#### YOUR GOAL:
Find every line with the word "dollars". Copy those lines.
:::
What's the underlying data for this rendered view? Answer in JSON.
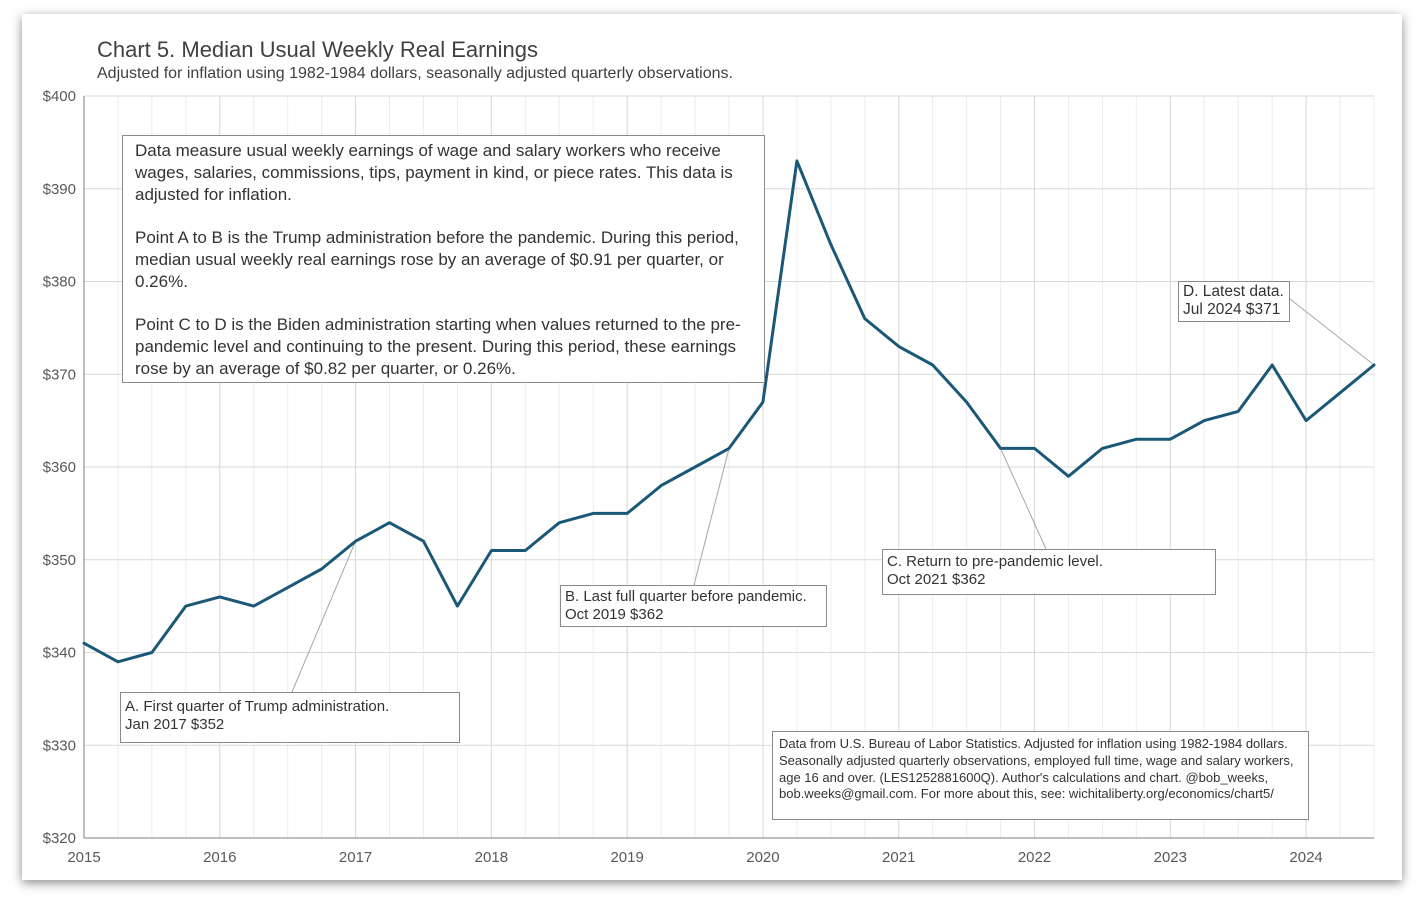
{
  "chart_data": {
    "type": "line",
    "title": "Chart 5. Median Usual Weekly Real Earnings",
    "subtitle": "Adjusted for inflation using 1982-1984 dollars, seasonally adjusted quarterly observations.",
    "xlabel": "",
    "ylabel": "",
    "x_ticks": [
      "2015",
      "2016",
      "2017",
      "2018",
      "2019",
      "2020",
      "2021",
      "2022",
      "2023",
      "2024"
    ],
    "y_ticks": [
      "$320",
      "$330",
      "$340",
      "$350",
      "$360",
      "$370",
      "$380",
      "$390",
      "$400"
    ],
    "ylim": [
      320,
      400
    ],
    "xlim": [
      "2015-01",
      "2024-07"
    ],
    "grid": true,
    "line_color": "#1b5878",
    "series": [
      {
        "name": "",
        "x": [
          "2015-01",
          "2015-04",
          "2015-07",
          "2015-10",
          "2016-01",
          "2016-04",
          "2016-07",
          "2016-10",
          "2017-01",
          "2017-04",
          "2017-07",
          "2017-10",
          "2018-01",
          "2018-04",
          "2018-07",
          "2018-10",
          "2019-01",
          "2019-04",
          "2019-07",
          "2019-10",
          "2020-01",
          "2020-04",
          "2020-07",
          "2020-10",
          "2021-01",
          "2021-04",
          "2021-07",
          "2021-10",
          "2022-01",
          "2022-04",
          "2022-07",
          "2022-10",
          "2023-01",
          "2023-04",
          "2023-07",
          "2023-10",
          "2024-01",
          "2024-04",
          "2024-07"
        ],
        "values": [
          341,
          339,
          340,
          345,
          346,
          345,
          347,
          349,
          352,
          354,
          352,
          345,
          351,
          351,
          354,
          355,
          355,
          358,
          360,
          362,
          367,
          393,
          384,
          376,
          373,
          371,
          367,
          362,
          362,
          359,
          362,
          363,
          363,
          365,
          366,
          371,
          365,
          368,
          371
        ]
      }
    ],
    "annotations": [
      {
        "id": "A",
        "line1": "A. First quarter of Trump  administration.",
        "line2": "Jan 2017  $352",
        "x": "2017-01",
        "y": 352
      },
      {
        "id": "B",
        "line1": "B. Last full  quarter  before pandemic.",
        "line2": "Oct 2019  $362",
        "x": "2019-10",
        "y": 362
      },
      {
        "id": "C",
        "line1": "C. Return  to pre-pandemic level.",
        "line2": "Oct 2021  $362",
        "x": "2021-10",
        "y": 362
      },
      {
        "id": "D",
        "line1": "D. Latest data.",
        "line2": "Jul 2024  $371",
        "x": "2024-07",
        "y": 371
      }
    ]
  },
  "note": {
    "p1": "Data measure usual weekly earnings of wage and salary workers who receive wages, salaries, commissions, tips, payment in kind, or piece rates. This data is adjusted for inflation.",
    "p2": "Point A to B is the Trump administration before the pandemic. During this period, median usual weekly real earnings rose by an average of $0.91 per quarter, or 0.26%.",
    "p3": "Point C to D is the Biden administration starting when values returned to the pre-pandemic level and continuing to the present. During this period, these earnings rose by an average of $0.82 per quarter, or 0.26%."
  },
  "source": "Data from U.S. Bureau of Labor Statistics. Adjusted for inflation using 1982-1984 dollars. Seasonally adjusted quarterly observations, employed full time, wage and salary workers, age 16 and over. (LES1252881600Q). Author's calculations and chart. @bob_weeks, bob.weeks@gmail.com. For more about this, see: wichitaliberty.org/economics/chart5/"
}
:::
#### SOLUTION FOR THIS EXERCISE:
    "subtitle": "Adjusted for inflation using 1982-1984 dollars, seasonally adjusted quarterly observations.",
  "source": "Data from U.S. Bureau of Labor Statistics. Adjusted for inflation using 1982-1984 dollars. Seasonally adjusted quarterly observations, employed full time, wage and salary workers, age 16 and over. (LES1252881600Q). Author's calculations and chart. @bob_weeks, bob.weeks@gmail.com. For more about this, see: wichitaliberty.org/economics/chart5/"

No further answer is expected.